(Data records)
□ □ □
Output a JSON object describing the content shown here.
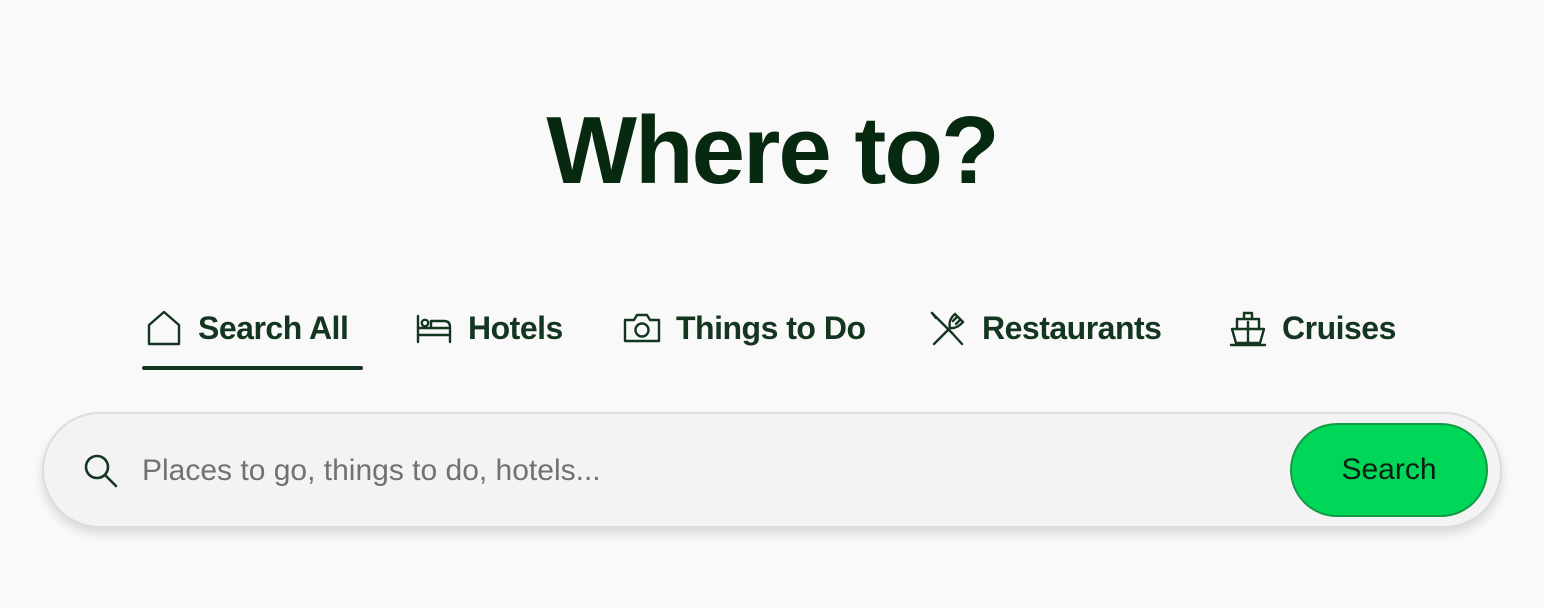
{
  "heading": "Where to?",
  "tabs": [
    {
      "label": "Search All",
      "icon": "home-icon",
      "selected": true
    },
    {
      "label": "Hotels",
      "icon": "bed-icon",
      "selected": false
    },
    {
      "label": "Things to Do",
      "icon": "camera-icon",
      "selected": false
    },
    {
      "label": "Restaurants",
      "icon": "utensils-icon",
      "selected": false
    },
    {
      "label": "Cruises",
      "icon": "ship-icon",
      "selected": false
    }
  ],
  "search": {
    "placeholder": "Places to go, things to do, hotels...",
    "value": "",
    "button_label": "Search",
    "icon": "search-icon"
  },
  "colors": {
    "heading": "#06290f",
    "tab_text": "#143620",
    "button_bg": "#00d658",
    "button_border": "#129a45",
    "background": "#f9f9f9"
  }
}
□ □ □
**Task instructions:** Transcribe every entry word for word, but skip the pictures.

**Finished exercise:**
Output a JSON object describing the content shown here.
{
  "heading": "Where to?",
  "tabs": [
    {
      "label": "Search All",
      "icon": "home-icon",
      "selected": true
    },
    {
      "label": "Hotels",
      "icon": "bed-icon",
      "selected": false
    },
    {
      "label": "Things to Do",
      "icon": "camera-icon",
      "selected": false
    },
    {
      "label": "Restaurants",
      "icon": "utensils-icon",
      "selected": false
    },
    {
      "label": "Cruises",
      "icon": "ship-icon",
      "selected": false
    }
  ],
  "search": {
    "placeholder": "Places to go, things to do, hotels...",
    "value": "",
    "button_label": "Search",
    "icon": "search-icon"
  },
  "colors": {
    "heading": "#06290f",
    "tab_text": "#143620",
    "button_bg": "#00d658",
    "button_border": "#129a45",
    "background": "#f9f9f9"
  }
}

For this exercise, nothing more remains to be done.